Scan the material below for the string "skaliert", and copy every line where it shows up.

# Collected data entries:
= = = = =
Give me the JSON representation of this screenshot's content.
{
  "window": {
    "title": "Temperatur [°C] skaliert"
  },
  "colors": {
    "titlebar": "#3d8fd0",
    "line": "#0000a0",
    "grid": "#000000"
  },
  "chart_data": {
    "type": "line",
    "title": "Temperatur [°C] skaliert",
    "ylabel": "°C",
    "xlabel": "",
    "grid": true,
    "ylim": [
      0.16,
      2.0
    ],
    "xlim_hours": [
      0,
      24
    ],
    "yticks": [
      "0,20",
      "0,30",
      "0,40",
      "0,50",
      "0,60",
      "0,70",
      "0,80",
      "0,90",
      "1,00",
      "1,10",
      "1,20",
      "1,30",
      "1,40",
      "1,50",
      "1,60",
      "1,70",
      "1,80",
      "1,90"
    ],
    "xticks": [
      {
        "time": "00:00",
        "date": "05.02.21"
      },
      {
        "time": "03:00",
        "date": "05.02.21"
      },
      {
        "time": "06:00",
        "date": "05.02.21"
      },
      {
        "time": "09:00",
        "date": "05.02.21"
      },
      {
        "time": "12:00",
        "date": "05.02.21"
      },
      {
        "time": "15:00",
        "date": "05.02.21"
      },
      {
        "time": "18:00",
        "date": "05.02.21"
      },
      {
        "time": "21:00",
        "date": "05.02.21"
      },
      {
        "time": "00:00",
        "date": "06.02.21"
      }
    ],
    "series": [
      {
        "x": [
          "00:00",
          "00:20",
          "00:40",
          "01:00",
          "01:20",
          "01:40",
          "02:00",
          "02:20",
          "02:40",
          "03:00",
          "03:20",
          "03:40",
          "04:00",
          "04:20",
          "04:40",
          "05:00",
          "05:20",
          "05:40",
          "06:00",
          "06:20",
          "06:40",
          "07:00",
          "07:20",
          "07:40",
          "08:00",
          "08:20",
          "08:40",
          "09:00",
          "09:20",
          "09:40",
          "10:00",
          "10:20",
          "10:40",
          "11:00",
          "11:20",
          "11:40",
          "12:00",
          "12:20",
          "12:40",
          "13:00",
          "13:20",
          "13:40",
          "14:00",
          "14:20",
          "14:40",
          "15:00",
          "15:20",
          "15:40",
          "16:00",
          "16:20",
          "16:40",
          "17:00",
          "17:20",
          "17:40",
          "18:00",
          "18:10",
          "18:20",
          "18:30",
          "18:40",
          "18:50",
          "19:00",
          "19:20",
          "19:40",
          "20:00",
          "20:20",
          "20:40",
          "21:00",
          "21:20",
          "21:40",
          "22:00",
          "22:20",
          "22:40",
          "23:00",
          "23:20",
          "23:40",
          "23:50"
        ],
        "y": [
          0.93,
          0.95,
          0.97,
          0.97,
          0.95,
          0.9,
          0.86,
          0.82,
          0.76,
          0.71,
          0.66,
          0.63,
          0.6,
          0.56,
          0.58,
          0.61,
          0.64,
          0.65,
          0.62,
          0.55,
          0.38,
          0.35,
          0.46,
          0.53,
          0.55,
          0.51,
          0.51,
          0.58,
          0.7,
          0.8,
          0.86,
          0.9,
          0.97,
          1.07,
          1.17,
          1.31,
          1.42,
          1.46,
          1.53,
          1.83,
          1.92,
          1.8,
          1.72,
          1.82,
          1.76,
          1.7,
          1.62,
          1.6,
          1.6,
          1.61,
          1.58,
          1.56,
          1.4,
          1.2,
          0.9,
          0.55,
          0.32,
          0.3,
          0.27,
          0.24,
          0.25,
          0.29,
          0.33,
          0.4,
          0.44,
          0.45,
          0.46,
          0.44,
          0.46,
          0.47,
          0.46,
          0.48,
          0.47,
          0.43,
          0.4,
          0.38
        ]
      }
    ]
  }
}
= = = = =
# Reply:
    "title": "Temperatur [°C] skaliert"
    "title": "Temperatur [°C] skaliert",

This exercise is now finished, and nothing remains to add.